[Entries from a data source]
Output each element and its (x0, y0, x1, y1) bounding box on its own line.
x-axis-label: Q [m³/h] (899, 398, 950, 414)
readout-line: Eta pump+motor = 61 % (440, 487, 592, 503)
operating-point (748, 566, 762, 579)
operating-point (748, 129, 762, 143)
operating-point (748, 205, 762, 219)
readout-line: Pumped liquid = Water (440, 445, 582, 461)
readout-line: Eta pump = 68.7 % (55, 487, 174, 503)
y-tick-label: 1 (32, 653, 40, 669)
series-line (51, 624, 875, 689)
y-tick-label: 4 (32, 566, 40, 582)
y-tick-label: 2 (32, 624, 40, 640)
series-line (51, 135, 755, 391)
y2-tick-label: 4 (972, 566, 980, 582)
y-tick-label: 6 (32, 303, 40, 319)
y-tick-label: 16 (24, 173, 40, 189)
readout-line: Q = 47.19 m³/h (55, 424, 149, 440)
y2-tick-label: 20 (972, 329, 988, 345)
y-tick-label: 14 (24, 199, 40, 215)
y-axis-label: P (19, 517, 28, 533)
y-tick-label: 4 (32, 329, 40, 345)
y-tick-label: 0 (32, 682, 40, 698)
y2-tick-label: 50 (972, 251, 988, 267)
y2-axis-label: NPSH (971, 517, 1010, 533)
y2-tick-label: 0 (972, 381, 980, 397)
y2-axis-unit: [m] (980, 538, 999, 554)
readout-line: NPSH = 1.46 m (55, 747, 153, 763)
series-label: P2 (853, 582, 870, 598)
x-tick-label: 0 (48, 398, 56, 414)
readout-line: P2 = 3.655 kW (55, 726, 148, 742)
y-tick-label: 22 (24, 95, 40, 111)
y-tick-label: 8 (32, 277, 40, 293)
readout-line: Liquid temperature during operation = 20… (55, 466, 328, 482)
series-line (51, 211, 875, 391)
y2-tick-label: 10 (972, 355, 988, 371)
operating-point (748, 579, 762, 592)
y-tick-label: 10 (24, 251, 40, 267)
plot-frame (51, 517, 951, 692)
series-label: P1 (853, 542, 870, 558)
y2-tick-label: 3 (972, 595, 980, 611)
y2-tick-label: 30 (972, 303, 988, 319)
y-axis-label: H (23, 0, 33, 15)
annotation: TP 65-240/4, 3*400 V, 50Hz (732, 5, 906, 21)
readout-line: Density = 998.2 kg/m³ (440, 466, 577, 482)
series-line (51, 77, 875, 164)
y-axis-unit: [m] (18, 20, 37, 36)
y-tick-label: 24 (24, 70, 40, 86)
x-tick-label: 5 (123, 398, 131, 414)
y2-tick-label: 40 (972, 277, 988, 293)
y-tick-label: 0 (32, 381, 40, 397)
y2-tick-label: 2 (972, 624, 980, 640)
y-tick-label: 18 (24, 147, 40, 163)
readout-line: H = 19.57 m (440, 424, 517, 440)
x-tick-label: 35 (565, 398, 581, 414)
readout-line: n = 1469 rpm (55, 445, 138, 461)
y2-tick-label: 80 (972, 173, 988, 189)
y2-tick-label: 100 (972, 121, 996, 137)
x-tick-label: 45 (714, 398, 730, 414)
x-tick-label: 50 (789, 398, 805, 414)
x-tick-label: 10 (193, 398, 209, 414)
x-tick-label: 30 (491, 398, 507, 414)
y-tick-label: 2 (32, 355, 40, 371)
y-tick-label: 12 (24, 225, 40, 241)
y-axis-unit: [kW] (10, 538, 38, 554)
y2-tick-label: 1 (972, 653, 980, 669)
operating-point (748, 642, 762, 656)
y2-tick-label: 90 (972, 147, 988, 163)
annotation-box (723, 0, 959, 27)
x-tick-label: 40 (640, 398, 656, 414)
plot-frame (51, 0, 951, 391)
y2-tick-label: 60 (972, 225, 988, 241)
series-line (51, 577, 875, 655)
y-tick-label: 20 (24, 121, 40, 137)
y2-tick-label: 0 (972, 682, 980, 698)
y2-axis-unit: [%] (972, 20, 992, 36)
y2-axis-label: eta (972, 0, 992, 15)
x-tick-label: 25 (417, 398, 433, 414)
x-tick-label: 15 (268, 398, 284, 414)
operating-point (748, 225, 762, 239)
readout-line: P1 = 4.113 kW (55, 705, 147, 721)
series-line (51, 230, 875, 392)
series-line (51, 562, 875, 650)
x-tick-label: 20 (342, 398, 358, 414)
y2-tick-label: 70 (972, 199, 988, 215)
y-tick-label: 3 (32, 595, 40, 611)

Task prompt
Please reproduce all of the entries above, line for line, with no changes.

Correct output
Output each element and its (x0, y0, x1, y1) bounding box on its own line.
x-axis-label: Q [m³/h] (899, 398, 950, 414)
readout-line: Eta pump+motor = 61 % (440, 487, 592, 503)
operating-point (748, 566, 762, 579)
operating-point (748, 129, 762, 143)
operating-point (748, 205, 762, 219)
readout-line: Pumped liquid = Water (440, 445, 582, 461)
readout-line: Eta pump = 68.7 % (55, 487, 174, 503)
y-tick-label: 1 (32, 653, 40, 669)
series-line (51, 624, 875, 689)
y-tick-label: 4 (32, 566, 40, 582)
y-tick-label: 2 (32, 624, 40, 640)
series-line (51, 135, 755, 391)
y2-tick-label: 4 (972, 566, 980, 582)
y-tick-label: 6 (32, 303, 40, 319)
y-tick-label: 16 (24, 173, 40, 189)
readout-line: Q = 47.19 m³/h (55, 424, 149, 440)
y2-tick-label: 20 (972, 329, 988, 345)
y-tick-label: 14 (24, 199, 40, 215)
y-axis-label: P (19, 517, 28, 533)
y-tick-label: 4 (32, 329, 40, 345)
y-tick-label: 0 (32, 682, 40, 698)
y2-tick-label: 50 (972, 251, 988, 267)
y2-axis-label: NPSH (971, 517, 1010, 533)
y2-tick-label: 0 (972, 381, 980, 397)
y2-axis-unit: [m] (980, 538, 999, 554)
readout-line: NPSH = 1.46 m (55, 747, 153, 763)
series-label: P2 (853, 582, 870, 598)
x-tick-label: 0 (48, 398, 56, 414)
readout-line: P2 = 3.655 kW (55, 726, 148, 742)
y-tick-label: 22 (24, 95, 40, 111)
y-tick-label: 8 (32, 277, 40, 293)
readout-line: Liquid temperature during operation = 20… (55, 466, 328, 482)
series-line (51, 211, 875, 391)
y2-tick-label: 10 (972, 355, 988, 371)
operating-point (748, 579, 762, 592)
y-tick-label: 10 (24, 251, 40, 267)
plot-frame (51, 517, 951, 692)
series-label: P1 (853, 542, 870, 558)
y2-tick-label: 3 (972, 595, 980, 611)
y2-tick-label: 30 (972, 303, 988, 319)
y-axis-label: H (23, 0, 33, 15)
annotation: TP 65-240/4, 3*400 V, 50Hz (732, 5, 906, 21)
readout-line: Density = 998.2 kg/m³ (440, 466, 577, 482)
series-line (51, 77, 875, 164)
y-axis-unit: [m] (18, 20, 37, 36)
y-tick-label: 24 (24, 70, 40, 86)
x-tick-label: 5 (123, 398, 131, 414)
y2-tick-label: 40 (972, 277, 988, 293)
y-tick-label: 0 (32, 381, 40, 397)
y2-tick-label: 2 (972, 624, 980, 640)
y-tick-label: 18 (24, 147, 40, 163)
readout-line: H = 19.57 m (440, 424, 517, 440)
x-tick-label: 35 (565, 398, 581, 414)
readout-line: n = 1469 rpm (55, 445, 138, 461)
y2-tick-label: 80 (972, 173, 988, 189)
y2-tick-label: 100 (972, 121, 996, 137)
x-tick-label: 45 (714, 398, 730, 414)
x-tick-label: 50 (789, 398, 805, 414)
x-tick-label: 10 (193, 398, 209, 414)
x-tick-label: 30 (491, 398, 507, 414)
y-tick-label: 2 (32, 355, 40, 371)
y-tick-label: 12 (24, 225, 40, 241)
y-axis-unit: [kW] (10, 538, 38, 554)
y2-tick-label: 1 (972, 653, 980, 669)
operating-point (748, 642, 762, 656)
y2-tick-label: 90 (972, 147, 988, 163)
annotation-box (723, 0, 959, 27)
x-tick-label: 40 (640, 398, 656, 414)
plot-frame (51, 0, 951, 391)
y2-tick-label: 60 (972, 225, 988, 241)
series-line (51, 577, 875, 655)
y-tick-label: 20 (24, 121, 40, 137)
y2-tick-label: 0 (972, 682, 980, 698)
y2-axis-unit: [%] (972, 20, 992, 36)
y2-axis-label: eta (972, 0, 992, 15)
x-tick-label: 25 (417, 398, 433, 414)
x-tick-label: 15 (268, 398, 284, 414)
operating-point (748, 225, 762, 239)
readout-line: P1 = 4.113 kW (55, 705, 147, 721)
series-line (51, 230, 875, 392)
series-line (51, 562, 875, 650)
x-tick-label: 20 (342, 398, 358, 414)
y2-tick-label: 70 (972, 199, 988, 215)
y-tick-label: 3 (32, 595, 40, 611)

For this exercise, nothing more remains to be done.